■ **THE TASK**
Extract all lines from the data beneath that include the word "JSON".

· · · · ·

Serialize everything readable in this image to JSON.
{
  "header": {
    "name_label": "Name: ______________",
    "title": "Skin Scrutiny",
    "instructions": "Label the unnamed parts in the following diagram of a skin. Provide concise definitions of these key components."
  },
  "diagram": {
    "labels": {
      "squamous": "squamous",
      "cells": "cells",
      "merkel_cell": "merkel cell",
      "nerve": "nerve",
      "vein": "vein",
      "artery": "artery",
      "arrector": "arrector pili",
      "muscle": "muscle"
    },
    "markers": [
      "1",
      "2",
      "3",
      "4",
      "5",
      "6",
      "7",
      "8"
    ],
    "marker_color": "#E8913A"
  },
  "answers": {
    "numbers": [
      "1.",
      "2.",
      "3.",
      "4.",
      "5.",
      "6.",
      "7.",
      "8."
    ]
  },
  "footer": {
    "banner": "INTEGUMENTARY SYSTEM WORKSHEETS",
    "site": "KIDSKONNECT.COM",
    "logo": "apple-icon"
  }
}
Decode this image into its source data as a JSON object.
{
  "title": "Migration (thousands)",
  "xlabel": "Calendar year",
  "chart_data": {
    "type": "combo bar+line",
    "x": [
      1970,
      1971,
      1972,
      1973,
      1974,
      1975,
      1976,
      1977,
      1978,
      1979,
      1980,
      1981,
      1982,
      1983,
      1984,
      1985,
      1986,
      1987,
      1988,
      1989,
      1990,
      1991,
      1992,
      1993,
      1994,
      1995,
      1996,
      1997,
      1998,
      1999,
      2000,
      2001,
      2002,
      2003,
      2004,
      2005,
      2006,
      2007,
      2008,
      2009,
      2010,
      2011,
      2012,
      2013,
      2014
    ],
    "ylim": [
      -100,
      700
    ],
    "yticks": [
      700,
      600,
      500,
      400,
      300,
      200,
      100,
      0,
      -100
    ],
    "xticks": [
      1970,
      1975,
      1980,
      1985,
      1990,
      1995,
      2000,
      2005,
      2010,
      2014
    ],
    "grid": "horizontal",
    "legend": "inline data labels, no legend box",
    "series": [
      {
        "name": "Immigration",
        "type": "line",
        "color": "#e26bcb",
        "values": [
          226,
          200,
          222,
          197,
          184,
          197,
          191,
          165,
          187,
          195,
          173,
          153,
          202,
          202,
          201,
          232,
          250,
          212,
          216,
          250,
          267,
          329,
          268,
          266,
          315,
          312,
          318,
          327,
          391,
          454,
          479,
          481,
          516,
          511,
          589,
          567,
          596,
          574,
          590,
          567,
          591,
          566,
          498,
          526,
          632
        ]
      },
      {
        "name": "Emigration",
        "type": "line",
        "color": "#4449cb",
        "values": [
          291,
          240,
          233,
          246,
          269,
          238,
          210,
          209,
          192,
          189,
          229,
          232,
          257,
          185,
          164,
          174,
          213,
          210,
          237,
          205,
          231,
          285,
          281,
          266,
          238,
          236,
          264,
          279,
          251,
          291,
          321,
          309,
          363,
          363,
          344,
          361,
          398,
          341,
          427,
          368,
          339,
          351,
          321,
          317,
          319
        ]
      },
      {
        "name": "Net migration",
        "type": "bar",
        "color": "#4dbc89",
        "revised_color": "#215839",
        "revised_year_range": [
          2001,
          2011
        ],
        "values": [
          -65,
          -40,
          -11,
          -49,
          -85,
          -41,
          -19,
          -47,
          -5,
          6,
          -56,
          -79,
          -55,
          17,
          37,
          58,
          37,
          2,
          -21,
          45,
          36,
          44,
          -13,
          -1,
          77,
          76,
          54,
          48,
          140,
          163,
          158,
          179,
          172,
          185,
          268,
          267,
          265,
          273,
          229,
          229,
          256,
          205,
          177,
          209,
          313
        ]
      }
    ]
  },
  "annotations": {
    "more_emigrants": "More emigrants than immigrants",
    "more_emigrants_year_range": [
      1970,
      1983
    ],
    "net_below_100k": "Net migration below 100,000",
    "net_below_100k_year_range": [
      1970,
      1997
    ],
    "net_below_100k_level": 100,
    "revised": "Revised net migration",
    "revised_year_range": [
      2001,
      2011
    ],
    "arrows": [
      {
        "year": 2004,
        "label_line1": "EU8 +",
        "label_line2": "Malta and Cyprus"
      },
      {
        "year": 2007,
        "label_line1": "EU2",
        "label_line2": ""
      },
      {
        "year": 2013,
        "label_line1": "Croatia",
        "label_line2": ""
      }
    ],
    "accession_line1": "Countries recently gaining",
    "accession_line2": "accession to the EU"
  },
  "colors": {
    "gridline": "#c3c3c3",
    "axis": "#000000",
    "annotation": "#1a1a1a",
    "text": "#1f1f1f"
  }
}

· · · · ·

■ **OUTPUT BELOW**
Serialize everything readable in this image to JSON.
Decode this image into its source data as a JSON object.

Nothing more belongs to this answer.